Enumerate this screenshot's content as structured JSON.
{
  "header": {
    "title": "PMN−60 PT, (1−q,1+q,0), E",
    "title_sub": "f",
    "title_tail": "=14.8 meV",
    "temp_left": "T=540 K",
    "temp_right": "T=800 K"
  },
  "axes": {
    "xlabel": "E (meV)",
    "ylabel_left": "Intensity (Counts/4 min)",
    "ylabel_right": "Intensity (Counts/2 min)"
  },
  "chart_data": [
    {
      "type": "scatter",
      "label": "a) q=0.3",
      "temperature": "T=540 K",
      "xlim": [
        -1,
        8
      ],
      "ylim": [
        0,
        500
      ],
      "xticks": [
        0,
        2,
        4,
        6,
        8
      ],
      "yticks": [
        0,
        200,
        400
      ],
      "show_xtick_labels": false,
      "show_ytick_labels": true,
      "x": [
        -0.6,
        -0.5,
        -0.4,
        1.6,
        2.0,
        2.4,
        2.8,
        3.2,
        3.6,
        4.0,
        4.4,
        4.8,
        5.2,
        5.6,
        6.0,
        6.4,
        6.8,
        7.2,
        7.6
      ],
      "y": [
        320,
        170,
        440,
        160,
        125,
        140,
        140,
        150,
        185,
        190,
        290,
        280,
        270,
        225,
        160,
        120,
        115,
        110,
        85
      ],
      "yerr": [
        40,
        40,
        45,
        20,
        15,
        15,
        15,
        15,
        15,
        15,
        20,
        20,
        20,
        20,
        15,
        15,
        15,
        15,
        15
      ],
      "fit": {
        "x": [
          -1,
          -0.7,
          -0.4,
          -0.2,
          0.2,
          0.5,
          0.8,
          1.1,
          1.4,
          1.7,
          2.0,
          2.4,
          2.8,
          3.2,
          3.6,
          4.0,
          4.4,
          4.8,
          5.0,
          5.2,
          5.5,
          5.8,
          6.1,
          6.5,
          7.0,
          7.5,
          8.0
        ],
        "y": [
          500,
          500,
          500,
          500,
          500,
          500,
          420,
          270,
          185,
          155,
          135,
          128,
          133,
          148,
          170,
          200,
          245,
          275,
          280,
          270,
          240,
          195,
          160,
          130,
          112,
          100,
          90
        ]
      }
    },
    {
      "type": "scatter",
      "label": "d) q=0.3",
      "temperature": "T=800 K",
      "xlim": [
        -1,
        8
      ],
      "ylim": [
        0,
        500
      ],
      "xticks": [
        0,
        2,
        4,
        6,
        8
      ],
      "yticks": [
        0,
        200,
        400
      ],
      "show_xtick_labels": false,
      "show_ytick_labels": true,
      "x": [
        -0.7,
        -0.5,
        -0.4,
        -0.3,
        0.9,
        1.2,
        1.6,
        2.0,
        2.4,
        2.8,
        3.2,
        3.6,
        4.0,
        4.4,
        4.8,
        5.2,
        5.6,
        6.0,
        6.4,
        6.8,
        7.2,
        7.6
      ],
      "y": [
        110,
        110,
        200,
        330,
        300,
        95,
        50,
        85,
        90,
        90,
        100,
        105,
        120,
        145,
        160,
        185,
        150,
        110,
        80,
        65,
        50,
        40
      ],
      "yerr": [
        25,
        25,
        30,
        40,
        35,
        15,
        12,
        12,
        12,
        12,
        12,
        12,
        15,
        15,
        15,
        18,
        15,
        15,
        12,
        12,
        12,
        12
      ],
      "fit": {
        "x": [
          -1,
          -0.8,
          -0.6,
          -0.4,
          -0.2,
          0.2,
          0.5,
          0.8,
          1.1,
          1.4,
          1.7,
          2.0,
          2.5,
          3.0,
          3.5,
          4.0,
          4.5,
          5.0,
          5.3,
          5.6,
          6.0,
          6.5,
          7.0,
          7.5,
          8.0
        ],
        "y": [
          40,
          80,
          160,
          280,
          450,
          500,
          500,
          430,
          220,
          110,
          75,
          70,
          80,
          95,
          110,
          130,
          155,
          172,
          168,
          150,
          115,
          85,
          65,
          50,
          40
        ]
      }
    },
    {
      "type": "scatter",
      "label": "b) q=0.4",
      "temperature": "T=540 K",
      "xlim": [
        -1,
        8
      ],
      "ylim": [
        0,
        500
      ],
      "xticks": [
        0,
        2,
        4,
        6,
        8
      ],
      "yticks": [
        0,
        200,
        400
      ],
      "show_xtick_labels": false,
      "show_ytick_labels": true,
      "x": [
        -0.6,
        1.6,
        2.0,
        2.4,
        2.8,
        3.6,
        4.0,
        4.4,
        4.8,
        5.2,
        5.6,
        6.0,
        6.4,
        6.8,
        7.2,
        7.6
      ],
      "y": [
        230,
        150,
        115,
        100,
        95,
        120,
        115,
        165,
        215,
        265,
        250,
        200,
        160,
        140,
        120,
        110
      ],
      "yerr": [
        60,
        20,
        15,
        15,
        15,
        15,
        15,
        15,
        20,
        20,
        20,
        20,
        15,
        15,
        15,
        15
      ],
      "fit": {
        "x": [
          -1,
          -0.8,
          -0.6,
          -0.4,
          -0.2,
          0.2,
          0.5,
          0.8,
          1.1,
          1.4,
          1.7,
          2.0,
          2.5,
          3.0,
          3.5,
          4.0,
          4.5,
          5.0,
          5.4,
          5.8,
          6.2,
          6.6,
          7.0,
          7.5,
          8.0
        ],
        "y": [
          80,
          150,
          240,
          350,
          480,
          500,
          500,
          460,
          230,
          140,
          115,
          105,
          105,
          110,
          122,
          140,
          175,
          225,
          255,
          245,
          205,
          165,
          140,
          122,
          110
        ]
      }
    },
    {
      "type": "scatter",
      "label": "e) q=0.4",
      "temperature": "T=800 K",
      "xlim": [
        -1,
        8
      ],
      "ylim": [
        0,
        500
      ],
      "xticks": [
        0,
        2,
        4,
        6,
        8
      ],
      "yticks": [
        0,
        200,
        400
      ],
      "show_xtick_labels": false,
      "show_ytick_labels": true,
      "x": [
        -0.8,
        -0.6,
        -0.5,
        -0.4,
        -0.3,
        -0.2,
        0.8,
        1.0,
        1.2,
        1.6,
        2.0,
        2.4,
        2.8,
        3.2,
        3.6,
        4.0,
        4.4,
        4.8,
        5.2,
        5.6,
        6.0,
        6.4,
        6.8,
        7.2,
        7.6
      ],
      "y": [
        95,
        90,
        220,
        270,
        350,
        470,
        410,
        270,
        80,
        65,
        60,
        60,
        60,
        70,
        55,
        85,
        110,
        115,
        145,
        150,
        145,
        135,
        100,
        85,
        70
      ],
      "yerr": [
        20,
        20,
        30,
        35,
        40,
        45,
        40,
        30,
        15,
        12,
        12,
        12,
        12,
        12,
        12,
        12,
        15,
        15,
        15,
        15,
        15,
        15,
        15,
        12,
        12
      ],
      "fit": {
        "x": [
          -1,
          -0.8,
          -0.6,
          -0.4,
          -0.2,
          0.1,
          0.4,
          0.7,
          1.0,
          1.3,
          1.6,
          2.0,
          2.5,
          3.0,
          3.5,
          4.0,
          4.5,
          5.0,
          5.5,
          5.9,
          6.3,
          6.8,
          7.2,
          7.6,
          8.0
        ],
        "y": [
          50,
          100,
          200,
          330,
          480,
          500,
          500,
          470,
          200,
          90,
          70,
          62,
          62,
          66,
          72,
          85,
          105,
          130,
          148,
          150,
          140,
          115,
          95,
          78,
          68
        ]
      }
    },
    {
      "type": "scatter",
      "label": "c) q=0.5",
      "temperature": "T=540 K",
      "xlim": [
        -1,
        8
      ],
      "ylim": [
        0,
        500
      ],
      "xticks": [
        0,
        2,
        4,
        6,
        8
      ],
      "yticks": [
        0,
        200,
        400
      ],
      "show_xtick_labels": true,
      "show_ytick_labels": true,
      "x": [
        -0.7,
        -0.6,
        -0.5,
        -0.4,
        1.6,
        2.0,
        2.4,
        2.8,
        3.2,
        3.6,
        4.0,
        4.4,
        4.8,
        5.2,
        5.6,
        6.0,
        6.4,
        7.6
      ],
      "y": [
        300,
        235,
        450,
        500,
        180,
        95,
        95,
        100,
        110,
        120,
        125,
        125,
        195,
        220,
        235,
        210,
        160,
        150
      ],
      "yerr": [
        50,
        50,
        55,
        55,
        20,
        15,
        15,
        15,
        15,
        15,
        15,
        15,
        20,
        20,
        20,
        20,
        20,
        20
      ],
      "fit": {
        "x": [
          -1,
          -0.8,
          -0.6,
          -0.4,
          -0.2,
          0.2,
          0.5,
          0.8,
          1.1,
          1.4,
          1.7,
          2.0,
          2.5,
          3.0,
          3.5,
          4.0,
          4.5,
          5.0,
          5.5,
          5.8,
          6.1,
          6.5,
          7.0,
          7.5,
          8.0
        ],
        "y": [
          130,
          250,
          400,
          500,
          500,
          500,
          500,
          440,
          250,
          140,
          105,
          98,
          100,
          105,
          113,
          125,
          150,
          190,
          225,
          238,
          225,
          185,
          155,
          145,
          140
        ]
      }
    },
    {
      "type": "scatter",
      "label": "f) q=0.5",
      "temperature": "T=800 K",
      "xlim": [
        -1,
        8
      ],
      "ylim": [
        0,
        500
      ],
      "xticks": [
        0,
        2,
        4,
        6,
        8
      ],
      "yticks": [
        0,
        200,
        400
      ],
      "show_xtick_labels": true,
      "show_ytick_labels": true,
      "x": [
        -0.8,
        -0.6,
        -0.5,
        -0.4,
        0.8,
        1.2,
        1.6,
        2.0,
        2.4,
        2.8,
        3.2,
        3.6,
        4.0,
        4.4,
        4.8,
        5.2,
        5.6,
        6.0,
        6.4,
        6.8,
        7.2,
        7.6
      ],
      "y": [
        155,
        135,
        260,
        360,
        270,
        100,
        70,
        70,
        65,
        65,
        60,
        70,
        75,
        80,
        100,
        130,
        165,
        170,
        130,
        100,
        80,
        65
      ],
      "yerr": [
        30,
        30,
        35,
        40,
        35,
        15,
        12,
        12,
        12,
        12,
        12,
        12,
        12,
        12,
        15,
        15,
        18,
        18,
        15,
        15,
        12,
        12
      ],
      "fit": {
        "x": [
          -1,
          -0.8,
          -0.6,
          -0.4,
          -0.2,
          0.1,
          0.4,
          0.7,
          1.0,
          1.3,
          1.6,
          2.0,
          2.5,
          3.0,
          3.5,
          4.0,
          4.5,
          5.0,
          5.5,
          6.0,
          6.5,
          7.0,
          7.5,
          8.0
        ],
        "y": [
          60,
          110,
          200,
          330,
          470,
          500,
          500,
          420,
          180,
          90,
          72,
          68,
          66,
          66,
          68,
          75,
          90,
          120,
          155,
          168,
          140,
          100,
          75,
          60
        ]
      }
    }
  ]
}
========================================================================
■ Instructions to follow
Report the number of lines in the entries above that include the string "Counts". Give nothing but the number.

■ The completed task
2